--- start Data for this task ---

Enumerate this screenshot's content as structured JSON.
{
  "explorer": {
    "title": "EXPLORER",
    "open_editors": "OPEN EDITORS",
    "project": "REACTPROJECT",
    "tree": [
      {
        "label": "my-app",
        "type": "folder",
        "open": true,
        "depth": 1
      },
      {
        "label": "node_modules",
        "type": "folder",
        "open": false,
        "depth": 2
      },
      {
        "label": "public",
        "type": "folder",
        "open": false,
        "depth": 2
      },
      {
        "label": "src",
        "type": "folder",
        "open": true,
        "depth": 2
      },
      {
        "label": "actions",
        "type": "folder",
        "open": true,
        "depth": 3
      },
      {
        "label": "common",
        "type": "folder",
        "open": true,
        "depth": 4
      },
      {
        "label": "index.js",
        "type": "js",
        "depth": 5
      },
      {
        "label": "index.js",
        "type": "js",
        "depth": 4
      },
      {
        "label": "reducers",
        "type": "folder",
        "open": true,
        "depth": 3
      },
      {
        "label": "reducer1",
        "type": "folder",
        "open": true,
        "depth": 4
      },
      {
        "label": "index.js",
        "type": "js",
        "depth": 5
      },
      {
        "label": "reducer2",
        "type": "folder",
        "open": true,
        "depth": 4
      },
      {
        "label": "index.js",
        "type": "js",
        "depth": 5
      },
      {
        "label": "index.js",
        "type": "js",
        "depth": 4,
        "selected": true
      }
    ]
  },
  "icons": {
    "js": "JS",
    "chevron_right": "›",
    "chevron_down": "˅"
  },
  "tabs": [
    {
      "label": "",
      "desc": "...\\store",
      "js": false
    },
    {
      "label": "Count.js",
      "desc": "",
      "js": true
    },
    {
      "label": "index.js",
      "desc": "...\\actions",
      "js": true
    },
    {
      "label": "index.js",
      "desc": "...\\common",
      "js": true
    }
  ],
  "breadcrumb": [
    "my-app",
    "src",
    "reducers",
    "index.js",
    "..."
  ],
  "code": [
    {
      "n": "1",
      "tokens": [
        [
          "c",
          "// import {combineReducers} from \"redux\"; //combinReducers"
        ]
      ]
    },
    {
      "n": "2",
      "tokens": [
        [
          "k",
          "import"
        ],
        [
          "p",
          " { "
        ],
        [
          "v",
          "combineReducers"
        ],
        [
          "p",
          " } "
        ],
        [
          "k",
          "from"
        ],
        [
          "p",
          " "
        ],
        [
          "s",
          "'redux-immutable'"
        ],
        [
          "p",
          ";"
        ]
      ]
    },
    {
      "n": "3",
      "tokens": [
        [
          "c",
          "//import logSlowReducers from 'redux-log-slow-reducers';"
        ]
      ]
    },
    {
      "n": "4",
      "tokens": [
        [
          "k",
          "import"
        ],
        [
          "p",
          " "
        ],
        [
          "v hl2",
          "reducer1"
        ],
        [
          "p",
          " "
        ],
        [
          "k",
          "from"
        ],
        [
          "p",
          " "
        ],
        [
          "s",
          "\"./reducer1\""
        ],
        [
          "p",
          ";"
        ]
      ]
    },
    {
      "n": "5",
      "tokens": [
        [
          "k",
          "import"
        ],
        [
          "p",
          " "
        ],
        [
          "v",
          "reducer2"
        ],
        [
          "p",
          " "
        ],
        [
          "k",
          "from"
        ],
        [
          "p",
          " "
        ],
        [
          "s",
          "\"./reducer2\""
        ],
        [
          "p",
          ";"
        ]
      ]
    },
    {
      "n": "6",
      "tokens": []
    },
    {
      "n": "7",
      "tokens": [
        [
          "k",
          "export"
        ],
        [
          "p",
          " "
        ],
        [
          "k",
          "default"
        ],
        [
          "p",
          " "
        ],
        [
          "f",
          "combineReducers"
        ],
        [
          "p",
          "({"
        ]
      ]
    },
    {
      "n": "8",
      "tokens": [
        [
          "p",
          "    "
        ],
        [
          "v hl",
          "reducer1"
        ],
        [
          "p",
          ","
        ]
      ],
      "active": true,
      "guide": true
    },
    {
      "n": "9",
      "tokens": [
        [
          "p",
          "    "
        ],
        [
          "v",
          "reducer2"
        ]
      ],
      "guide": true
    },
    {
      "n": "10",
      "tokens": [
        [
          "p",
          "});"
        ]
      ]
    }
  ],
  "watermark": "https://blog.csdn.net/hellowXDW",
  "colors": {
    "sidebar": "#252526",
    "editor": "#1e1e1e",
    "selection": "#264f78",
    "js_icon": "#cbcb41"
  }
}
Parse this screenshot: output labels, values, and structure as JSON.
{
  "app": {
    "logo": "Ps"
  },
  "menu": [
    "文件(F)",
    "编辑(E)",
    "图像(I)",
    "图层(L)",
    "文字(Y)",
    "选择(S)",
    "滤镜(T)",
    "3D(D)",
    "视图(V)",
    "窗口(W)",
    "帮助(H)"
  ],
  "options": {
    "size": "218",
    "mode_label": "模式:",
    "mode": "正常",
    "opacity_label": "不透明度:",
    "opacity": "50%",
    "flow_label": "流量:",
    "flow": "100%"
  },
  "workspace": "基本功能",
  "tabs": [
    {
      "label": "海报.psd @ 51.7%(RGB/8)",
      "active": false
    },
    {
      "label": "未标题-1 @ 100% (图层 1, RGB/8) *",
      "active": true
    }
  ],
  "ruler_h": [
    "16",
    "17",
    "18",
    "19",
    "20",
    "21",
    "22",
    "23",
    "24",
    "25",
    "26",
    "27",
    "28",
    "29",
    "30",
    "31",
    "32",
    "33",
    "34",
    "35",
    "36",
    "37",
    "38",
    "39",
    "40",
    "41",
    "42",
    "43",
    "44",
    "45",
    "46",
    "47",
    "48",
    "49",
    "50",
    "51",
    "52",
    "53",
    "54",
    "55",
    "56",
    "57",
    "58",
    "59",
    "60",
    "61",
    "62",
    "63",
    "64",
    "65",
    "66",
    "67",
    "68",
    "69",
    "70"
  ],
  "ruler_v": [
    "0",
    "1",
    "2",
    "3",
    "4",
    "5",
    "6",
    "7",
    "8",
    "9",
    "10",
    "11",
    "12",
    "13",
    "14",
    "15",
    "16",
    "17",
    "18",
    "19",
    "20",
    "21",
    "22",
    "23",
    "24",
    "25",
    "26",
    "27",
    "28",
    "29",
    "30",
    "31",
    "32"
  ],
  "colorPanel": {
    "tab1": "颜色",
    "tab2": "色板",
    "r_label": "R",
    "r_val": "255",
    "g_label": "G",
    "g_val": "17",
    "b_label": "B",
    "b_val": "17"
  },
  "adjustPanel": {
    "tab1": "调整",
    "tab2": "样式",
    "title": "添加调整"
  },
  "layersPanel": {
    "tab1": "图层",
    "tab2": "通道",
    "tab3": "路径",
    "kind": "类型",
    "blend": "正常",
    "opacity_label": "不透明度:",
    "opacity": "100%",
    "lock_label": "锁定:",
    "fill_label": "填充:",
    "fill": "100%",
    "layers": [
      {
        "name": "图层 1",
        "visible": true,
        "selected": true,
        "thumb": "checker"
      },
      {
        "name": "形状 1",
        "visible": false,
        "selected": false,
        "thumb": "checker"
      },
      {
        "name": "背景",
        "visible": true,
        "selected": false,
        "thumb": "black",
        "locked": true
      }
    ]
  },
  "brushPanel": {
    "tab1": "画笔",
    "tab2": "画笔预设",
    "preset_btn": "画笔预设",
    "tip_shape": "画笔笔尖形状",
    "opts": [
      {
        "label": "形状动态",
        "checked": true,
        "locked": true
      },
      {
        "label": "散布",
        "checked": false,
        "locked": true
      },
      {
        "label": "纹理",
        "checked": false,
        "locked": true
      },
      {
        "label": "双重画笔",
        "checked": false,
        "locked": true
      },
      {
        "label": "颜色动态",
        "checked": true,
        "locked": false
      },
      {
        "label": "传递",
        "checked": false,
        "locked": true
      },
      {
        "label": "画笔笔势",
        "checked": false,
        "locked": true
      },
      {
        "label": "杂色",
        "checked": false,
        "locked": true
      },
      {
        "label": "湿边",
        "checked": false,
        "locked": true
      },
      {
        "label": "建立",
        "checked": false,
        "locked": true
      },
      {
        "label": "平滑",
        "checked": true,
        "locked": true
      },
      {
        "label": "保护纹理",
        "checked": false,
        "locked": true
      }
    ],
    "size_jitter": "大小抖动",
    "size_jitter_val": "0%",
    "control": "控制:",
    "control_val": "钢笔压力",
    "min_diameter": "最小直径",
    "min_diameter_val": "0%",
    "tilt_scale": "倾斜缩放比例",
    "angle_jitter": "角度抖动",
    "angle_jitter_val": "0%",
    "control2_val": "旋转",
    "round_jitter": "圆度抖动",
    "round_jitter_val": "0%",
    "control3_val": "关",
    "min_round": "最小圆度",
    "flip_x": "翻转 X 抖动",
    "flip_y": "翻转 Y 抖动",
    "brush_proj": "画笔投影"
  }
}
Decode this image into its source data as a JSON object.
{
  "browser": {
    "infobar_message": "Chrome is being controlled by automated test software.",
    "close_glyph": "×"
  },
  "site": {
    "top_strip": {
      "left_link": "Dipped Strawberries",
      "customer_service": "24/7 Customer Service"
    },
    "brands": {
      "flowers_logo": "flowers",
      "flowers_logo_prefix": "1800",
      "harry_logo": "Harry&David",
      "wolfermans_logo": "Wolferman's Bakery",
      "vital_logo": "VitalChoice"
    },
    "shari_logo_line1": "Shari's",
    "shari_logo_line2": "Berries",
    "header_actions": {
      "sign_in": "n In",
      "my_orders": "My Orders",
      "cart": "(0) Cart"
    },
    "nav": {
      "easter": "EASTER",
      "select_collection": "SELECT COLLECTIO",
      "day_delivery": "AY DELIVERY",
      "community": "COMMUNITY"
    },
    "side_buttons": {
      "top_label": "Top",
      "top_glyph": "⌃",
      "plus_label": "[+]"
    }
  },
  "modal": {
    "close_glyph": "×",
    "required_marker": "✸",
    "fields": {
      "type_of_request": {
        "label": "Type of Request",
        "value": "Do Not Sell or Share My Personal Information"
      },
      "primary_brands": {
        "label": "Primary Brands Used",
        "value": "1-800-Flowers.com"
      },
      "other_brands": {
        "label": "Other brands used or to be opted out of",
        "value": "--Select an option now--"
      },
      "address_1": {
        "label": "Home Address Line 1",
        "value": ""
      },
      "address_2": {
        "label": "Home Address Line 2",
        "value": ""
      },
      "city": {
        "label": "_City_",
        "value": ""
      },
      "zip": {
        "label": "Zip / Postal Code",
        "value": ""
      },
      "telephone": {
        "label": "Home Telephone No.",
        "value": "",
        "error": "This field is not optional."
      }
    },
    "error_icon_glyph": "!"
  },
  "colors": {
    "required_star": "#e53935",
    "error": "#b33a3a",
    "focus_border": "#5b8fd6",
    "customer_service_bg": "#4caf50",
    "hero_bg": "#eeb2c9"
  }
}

--- end Data for this task ---

Aim:
List each line of the records that holds the string "JSON".

Solution for this exercise:
Enumerate this screenshot's content as structured JSON.
Parse this screenshot: output labels, values, and structure as JSON.
Decode this image into its source data as a JSON object.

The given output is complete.